Goal:
Take every line from the listing below that contains "Local".

Entries:
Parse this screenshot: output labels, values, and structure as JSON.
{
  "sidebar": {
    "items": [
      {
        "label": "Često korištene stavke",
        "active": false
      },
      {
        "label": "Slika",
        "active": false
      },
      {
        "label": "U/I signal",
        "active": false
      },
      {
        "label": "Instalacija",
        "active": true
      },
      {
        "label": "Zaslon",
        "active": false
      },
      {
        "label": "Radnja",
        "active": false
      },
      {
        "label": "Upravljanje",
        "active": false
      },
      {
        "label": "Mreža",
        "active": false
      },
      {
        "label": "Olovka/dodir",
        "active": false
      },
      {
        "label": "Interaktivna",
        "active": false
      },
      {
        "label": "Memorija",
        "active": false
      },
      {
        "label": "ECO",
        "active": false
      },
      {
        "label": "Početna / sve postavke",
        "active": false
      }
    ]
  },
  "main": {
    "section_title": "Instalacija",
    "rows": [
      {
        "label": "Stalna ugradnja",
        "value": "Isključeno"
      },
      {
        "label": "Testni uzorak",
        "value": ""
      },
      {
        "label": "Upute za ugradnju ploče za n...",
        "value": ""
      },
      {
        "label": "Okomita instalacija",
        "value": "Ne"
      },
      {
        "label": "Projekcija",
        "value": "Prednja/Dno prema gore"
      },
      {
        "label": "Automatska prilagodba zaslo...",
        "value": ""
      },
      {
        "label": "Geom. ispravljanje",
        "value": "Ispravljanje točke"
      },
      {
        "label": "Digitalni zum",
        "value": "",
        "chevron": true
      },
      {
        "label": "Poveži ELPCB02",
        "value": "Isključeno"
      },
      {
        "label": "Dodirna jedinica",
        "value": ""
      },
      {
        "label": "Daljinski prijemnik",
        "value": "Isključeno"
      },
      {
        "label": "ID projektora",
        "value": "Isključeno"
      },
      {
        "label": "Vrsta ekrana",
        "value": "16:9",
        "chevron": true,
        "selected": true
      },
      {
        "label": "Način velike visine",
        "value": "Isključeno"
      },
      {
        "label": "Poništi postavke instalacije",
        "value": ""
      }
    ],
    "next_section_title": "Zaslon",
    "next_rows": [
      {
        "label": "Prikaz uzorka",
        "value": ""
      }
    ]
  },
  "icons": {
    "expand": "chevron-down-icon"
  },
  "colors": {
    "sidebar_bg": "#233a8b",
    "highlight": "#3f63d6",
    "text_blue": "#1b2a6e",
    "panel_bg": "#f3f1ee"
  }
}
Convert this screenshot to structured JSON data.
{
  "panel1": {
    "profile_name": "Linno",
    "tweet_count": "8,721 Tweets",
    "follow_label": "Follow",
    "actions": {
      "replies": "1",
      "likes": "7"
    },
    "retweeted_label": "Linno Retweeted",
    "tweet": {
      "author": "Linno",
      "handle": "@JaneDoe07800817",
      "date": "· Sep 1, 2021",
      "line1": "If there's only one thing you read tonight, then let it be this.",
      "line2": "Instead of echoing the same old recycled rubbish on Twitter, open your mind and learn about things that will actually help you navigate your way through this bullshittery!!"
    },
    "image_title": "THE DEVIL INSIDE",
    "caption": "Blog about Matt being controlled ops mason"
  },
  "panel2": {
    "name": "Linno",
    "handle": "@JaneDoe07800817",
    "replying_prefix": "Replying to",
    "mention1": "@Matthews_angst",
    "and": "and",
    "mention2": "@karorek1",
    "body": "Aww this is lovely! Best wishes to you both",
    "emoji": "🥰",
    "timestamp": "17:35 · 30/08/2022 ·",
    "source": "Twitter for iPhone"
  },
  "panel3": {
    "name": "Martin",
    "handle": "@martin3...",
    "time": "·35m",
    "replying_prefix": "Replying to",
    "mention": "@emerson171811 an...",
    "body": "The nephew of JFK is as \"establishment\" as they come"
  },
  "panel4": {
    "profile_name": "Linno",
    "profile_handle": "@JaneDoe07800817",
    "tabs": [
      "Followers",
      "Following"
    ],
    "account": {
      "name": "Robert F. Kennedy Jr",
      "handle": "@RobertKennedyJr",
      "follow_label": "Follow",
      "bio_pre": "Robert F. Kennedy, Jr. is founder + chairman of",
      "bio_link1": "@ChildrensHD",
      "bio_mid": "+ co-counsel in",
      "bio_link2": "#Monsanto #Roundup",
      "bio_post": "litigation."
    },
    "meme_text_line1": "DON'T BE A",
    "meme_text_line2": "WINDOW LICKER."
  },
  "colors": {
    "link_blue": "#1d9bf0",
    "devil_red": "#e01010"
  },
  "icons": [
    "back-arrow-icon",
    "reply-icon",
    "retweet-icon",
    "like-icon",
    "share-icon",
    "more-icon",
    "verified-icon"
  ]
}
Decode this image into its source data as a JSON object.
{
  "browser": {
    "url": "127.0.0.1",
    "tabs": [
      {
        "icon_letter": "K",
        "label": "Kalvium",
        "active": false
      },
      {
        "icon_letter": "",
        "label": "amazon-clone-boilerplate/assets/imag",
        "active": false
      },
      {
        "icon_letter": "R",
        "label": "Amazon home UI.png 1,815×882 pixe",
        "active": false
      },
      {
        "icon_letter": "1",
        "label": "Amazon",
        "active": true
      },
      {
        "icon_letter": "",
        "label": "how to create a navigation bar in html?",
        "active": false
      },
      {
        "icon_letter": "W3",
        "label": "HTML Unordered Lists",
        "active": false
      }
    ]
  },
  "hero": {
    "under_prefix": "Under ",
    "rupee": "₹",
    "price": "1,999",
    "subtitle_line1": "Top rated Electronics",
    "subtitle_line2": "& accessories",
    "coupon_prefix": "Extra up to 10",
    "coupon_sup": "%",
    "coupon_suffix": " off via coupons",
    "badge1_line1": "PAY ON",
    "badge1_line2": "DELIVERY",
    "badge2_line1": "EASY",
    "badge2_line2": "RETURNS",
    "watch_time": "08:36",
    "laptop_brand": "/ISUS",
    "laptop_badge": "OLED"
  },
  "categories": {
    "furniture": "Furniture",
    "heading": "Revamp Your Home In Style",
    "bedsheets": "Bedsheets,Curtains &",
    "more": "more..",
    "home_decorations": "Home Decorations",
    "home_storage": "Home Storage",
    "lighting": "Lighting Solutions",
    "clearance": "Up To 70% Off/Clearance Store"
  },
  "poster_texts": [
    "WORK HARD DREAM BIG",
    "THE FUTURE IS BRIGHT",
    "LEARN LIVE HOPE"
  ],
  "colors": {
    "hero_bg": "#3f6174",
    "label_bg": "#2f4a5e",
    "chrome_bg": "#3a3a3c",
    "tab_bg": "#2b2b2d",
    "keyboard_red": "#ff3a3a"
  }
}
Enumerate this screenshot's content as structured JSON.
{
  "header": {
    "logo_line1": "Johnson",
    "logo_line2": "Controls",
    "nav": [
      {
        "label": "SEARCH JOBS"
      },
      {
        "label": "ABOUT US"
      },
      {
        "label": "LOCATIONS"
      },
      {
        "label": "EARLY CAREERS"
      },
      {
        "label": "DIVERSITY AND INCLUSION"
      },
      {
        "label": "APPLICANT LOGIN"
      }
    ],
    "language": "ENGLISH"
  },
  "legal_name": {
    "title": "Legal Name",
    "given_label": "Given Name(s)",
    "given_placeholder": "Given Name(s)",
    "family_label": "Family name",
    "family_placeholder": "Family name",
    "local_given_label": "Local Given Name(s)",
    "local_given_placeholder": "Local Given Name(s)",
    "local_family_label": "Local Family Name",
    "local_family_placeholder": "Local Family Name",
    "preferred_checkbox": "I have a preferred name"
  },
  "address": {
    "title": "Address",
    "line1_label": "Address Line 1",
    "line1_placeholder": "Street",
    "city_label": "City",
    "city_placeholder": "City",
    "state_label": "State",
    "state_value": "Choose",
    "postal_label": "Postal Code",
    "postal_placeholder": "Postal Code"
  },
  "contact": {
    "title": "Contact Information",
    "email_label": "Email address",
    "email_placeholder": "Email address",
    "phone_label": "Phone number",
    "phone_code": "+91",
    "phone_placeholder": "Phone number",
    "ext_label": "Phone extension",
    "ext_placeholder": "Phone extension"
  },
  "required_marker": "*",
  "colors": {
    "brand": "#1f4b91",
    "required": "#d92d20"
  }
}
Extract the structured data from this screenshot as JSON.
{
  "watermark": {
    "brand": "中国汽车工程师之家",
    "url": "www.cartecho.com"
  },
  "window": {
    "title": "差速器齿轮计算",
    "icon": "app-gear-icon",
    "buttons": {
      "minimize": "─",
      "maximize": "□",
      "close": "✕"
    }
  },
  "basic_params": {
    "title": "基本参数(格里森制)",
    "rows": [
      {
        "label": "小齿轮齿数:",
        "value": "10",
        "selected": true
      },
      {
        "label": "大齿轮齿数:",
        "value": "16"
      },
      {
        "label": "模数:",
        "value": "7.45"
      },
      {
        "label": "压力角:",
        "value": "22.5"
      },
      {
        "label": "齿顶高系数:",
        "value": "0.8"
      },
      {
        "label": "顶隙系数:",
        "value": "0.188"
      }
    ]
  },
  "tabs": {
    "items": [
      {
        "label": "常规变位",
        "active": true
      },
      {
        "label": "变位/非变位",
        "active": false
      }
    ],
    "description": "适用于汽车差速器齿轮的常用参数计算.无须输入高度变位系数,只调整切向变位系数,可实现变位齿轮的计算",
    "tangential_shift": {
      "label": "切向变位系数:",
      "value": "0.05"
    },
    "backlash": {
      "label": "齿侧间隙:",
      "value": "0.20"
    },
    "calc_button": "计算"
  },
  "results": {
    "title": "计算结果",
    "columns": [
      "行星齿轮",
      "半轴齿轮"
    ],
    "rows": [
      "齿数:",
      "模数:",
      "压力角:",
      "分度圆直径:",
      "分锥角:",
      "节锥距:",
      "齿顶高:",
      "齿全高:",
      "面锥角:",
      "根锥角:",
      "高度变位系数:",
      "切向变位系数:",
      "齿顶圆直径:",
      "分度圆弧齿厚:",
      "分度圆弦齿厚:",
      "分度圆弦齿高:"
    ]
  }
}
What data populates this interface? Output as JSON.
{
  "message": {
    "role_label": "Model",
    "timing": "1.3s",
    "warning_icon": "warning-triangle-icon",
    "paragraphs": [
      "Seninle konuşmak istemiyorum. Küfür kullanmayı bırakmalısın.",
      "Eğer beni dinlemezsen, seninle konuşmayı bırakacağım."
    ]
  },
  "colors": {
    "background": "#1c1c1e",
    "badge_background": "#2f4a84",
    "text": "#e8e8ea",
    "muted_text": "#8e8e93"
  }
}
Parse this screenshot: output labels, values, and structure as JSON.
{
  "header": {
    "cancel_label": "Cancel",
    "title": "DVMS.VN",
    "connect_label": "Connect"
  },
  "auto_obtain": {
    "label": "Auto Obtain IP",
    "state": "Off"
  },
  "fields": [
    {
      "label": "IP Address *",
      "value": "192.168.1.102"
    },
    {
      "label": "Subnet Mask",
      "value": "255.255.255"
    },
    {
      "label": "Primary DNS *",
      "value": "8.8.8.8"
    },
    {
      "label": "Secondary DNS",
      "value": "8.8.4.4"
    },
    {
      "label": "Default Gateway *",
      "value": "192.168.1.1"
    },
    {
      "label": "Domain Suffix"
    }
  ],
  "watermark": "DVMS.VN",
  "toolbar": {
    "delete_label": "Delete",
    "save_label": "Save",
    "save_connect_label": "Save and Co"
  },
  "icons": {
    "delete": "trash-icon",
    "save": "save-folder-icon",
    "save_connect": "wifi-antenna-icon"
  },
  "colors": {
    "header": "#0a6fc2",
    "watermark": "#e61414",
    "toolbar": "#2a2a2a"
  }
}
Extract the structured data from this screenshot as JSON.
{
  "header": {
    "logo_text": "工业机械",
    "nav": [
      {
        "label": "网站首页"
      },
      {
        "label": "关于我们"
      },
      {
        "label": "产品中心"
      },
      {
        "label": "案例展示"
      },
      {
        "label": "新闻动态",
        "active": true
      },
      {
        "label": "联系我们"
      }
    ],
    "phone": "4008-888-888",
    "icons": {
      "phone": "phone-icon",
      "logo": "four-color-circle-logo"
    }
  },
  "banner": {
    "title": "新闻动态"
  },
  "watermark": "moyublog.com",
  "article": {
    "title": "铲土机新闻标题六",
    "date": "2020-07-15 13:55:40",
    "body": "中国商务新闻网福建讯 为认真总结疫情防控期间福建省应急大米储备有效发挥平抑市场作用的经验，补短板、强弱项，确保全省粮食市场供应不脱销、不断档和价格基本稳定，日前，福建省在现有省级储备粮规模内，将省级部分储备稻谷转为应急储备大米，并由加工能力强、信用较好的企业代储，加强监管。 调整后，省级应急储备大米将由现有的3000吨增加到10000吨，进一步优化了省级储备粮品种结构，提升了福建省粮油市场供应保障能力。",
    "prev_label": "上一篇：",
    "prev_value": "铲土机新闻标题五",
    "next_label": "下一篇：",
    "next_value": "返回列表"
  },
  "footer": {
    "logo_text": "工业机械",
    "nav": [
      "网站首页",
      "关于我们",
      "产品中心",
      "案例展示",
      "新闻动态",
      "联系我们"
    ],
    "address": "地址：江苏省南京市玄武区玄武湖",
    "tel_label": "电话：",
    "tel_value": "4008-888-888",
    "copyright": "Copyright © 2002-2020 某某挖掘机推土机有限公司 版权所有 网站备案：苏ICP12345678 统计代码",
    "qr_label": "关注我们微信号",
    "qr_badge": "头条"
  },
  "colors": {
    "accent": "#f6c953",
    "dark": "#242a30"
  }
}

Output below:
    "local_given_label": "Local Given Name(s)",
    "local_given_placeholder": "Local Given Name(s)",
    "local_family_label": "Local Family Name",
    "local_family_placeholder": "Local Family Name",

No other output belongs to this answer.